Retype the records below exactly as they appear, but leave out any pictures.

## start

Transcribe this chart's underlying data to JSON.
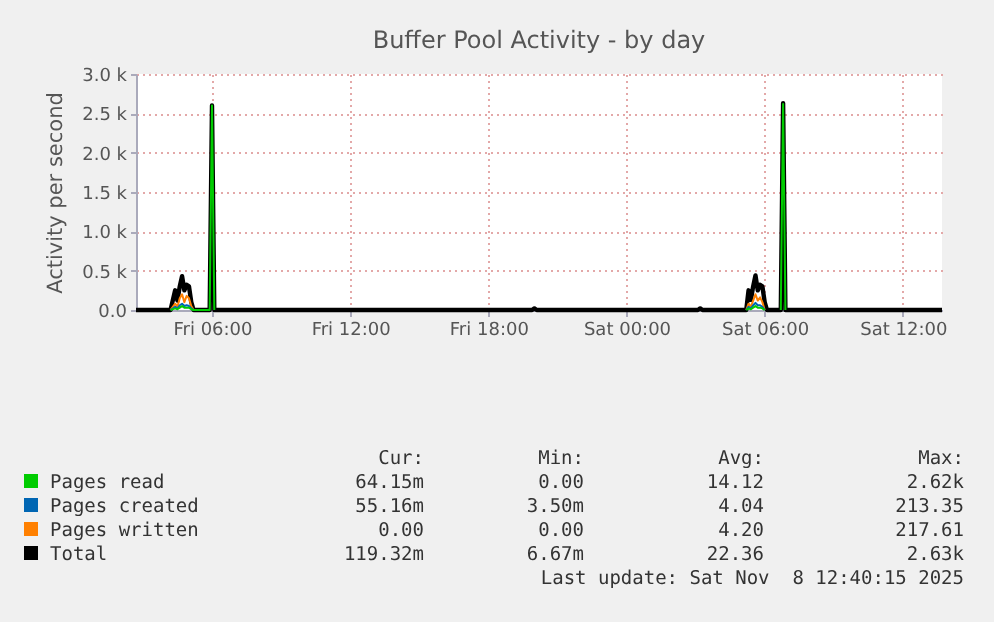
{
  "chart_data": {
    "type": "line",
    "title": "Buffer Pool Activity - by day",
    "ylabel": "Activity per second",
    "x": [
      "2025-11-07T02:42",
      "2025-11-07T04:12",
      "2025-11-07T04:24",
      "2025-11-07T04:30",
      "2025-11-07T04:36",
      "2025-11-07T04:42",
      "2025-11-07T04:48",
      "2025-11-07T04:54",
      "2025-11-07T05:00",
      "2025-11-07T05:06",
      "2025-11-07T05:12",
      "2025-11-07T05:54",
      "2025-11-07T06:00",
      "2025-11-07T06:06",
      "2025-11-07T19:54",
      "2025-11-07T20:00",
      "2025-11-07T20:06",
      "2025-11-08T03:06",
      "2025-11-08T03:12",
      "2025-11-08T03:18",
      "2025-11-08T05:00",
      "2025-11-08T05:12",
      "2025-11-08T05:18",
      "2025-11-08T05:24",
      "2025-11-08T05:30",
      "2025-11-08T05:36",
      "2025-11-08T05:42",
      "2025-11-08T05:48",
      "2025-11-08T05:54",
      "2025-11-08T06:00",
      "2025-11-08T06:06",
      "2025-11-08T06:42",
      "2025-11-08T06:48",
      "2025-11-08T06:54",
      "2025-11-08T13:42"
    ],
    "series": [
      {
        "name": "Pages read",
        "color": "#00cc00",
        "values": [
          null,
          0,
          20,
          10,
          30,
          50,
          30,
          30,
          30,
          10,
          0,
          0,
          2600,
          0,
          null,
          null,
          null,
          null,
          null,
          null,
          null,
          0,
          20,
          10,
          30,
          50,
          30,
          30,
          20,
          0,
          null,
          0,
          2620,
          0,
          null
        ]
      },
      {
        "name": "Pages created",
        "color": "#0066b3",
        "values": [
          null,
          0,
          40,
          20,
          60,
          80,
          50,
          60,
          50,
          20,
          0,
          null,
          null,
          null,
          null,
          null,
          null,
          null,
          null,
          null,
          null,
          0,
          40,
          20,
          60,
          90,
          60,
          60,
          40,
          0,
          null,
          null,
          null,
          null,
          null
        ]
      },
      {
        "name": "Pages written",
        "color": "#ff8000",
        "values": [
          null,
          0,
          80,
          40,
          150,
          200,
          100,
          180,
          150,
          50,
          0,
          null,
          null,
          null,
          null,
          null,
          null,
          null,
          null,
          null,
          null,
          0,
          80,
          40,
          120,
          200,
          120,
          160,
          100,
          0,
          null,
          null,
          null,
          null,
          null
        ]
      },
      {
        "name": "Total",
        "color": "#000000",
        "values": [
          0,
          0,
          250,
          120,
          300,
          430,
          250,
          320,
          300,
          100,
          0,
          0,
          2600,
          0,
          0,
          20,
          0,
          0,
          20,
          0,
          0,
          0,
          250,
          130,
          300,
          440,
          250,
          320,
          300,
          100,
          0,
          0,
          2630,
          0,
          0
        ]
      }
    ],
    "xlim": [
      "2025-11-07T02:42",
      "2025-11-08T13:42"
    ],
    "xticks": [
      {
        "value": "2025-11-07T06:00",
        "label": "Fri 06:00"
      },
      {
        "value": "2025-11-07T12:00",
        "label": "Fri 12:00"
      },
      {
        "value": "2025-11-07T18:00",
        "label": "Fri 18:00"
      },
      {
        "value": "2025-11-08T00:00",
        "label": "Sat 00:00"
      },
      {
        "value": "2025-11-08T06:00",
        "label": "Sat 06:00"
      },
      {
        "value": "2025-11-08T12:00",
        "label": "Sat 12:00"
      }
    ],
    "ylim": [
      0,
      3000
    ],
    "yticks": [
      {
        "value": 0,
        "label": "0.0"
      },
      {
        "value": 500,
        "label": "0.5 k"
      },
      {
        "value": 1000,
        "label": "1.0 k"
      },
      {
        "value": 1500,
        "label": "1.5 k"
      },
      {
        "value": 2000,
        "label": "2.0 k"
      },
      {
        "value": 2500,
        "label": "2.5 k"
      },
      {
        "value": 3000,
        "label": "3.0 k"
      }
    ],
    "grid": true,
    "legend": "bottom",
    "marker": "none",
    "line_style": "solid",
    "annotations": [
      "Cur:",
      "Min:",
      "Avg:",
      "Max:",
      "64.15m",
      "0.00",
      "14.12",
      "2.62k",
      "55.16m",
      "3.50m",
      "4.04",
      "213.35",
      "0.00",
      "0.00",
      "4.20",
      "217.61",
      "119.32m",
      "6.67m",
      "22.36",
      "2.63k",
      "Last update: Sat Nov  8 12:40:15 2025"
    ]
  }
}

## end

- **Correct response**:
Transcribe this chart's underlying data to JSON.
{
  "chart_data": {
    "type": "line",
    "title": "Buffer Pool Activity - by day",
    "ylabel": "Activity per second",
    "x": [
      "2025-11-07T02:42",
      "2025-11-07T04:12",
      "2025-11-07T04:24",
      "2025-11-07T04:30",
      "2025-11-07T04:36",
      "2025-11-07T04:42",
      "2025-11-07T04:48",
      "2025-11-07T04:54",
      "2025-11-07T05:00",
      "2025-11-07T05:06",
      "2025-11-07T05:12",
      "2025-11-07T05:54",
      "2025-11-07T06:00",
      "2025-11-07T06:06",
      "2025-11-07T19:54",
      "2025-11-07T20:00",
      "2025-11-07T20:06",
      "2025-11-08T03:06",
      "2025-11-08T03:12",
      "2025-11-08T03:18",
      "2025-11-08T05:00",
      "2025-11-08T05:12",
      "2025-11-08T05:18",
      "2025-11-08T05:24",
      "2025-11-08T05:30",
      "2025-11-08T05:36",
      "2025-11-08T05:42",
      "2025-11-08T05:48",
      "2025-11-08T05:54",
      "2025-11-08T06:00",
      "2025-11-08T06:06",
      "2025-11-08T06:42",
      "2025-11-08T06:48",
      "2025-11-08T06:54",
      "2025-11-08T13:42"
    ],
    "series": [
      {
        "name": "Pages read",
        "color": "#00cc00",
        "values": [
          null,
          0,
          20,
          10,
          30,
          50,
          30,
          30,
          30,
          10,
          0,
          0,
          2600,
          0,
          null,
          null,
          null,
          null,
          null,
          null,
          null,
          0,
          20,
          10,
          30,
          50,
          30,
          30,
          20,
          0,
          null,
          0,
          2620,
          0,
          null
        ]
      },
      {
        "name": "Pages created",
        "color": "#0066b3",
        "values": [
          null,
          0,
          40,
          20,
          60,
          80,
          50,
          60,
          50,
          20,
          0,
          null,
          null,
          null,
          null,
          null,
          null,
          null,
          null,
          null,
          null,
          0,
          40,
          20,
          60,
          90,
          60,
          60,
          40,
          0,
          null,
          null,
          null,
          null,
          null
        ]
      },
      {
        "name": "Pages written",
        "color": "#ff8000",
        "values": [
          null,
          0,
          80,
          40,
          150,
          200,
          100,
          180,
          150,
          50,
          0,
          null,
          null,
          null,
          null,
          null,
          null,
          null,
          null,
          null,
          null,
          0,
          80,
          40,
          120,
          200,
          120,
          160,
          100,
          0,
          null,
          null,
          null,
          null,
          null
        ]
      },
      {
        "name": "Total",
        "color": "#000000",
        "values": [
          0,
          0,
          250,
          120,
          300,
          430,
          250,
          320,
          300,
          100,
          0,
          0,
          2600,
          0,
          0,
          20,
          0,
          0,
          20,
          0,
          0,
          0,
          250,
          130,
          300,
          440,
          250,
          320,
          300,
          100,
          0,
          0,
          2630,
          0,
          0
        ]
      }
    ],
    "xlim": [
      "2025-11-07T02:42",
      "2025-11-08T13:42"
    ],
    "xticks": [
      {
        "value": "2025-11-07T06:00",
        "label": "Fri 06:00"
      },
      {
        "value": "2025-11-07T12:00",
        "label": "Fri 12:00"
      },
      {
        "value": "2025-11-07T18:00",
        "label": "Fri 18:00"
      },
      {
        "value": "2025-11-08T00:00",
        "label": "Sat 00:00"
      },
      {
        "value": "2025-11-08T06:00",
        "label": "Sat 06:00"
      },
      {
        "value": "2025-11-08T12:00",
        "label": "Sat 12:00"
      }
    ],
    "ylim": [
      0,
      3000
    ],
    "yticks": [
      {
        "value": 0,
        "label": "0.0"
      },
      {
        "value": 500,
        "label": "0.5 k"
      },
      {
        "value": 1000,
        "label": "1.0 k"
      },
      {
        "value": 1500,
        "label": "1.5 k"
      },
      {
        "value": 2000,
        "label": "2.0 k"
      },
      {
        "value": 2500,
        "label": "2.5 k"
      },
      {
        "value": 3000,
        "label": "3.0 k"
      }
    ],
    "grid": true,
    "legend": "bottom",
    "marker": "none",
    "line_style": "solid",
    "annotations": [
      "Cur:",
      "Min:",
      "Avg:",
      "Max:",
      "64.15m",
      "0.00",
      "14.12",
      "2.62k",
      "55.16m",
      "3.50m",
      "4.04",
      "213.35",
      "0.00",
      "0.00",
      "4.20",
      "217.61",
      "119.32m",
      "6.67m",
      "22.36",
      "2.63k",
      "Last update: Sat Nov  8 12:40:15 2025"
    ]
  }
}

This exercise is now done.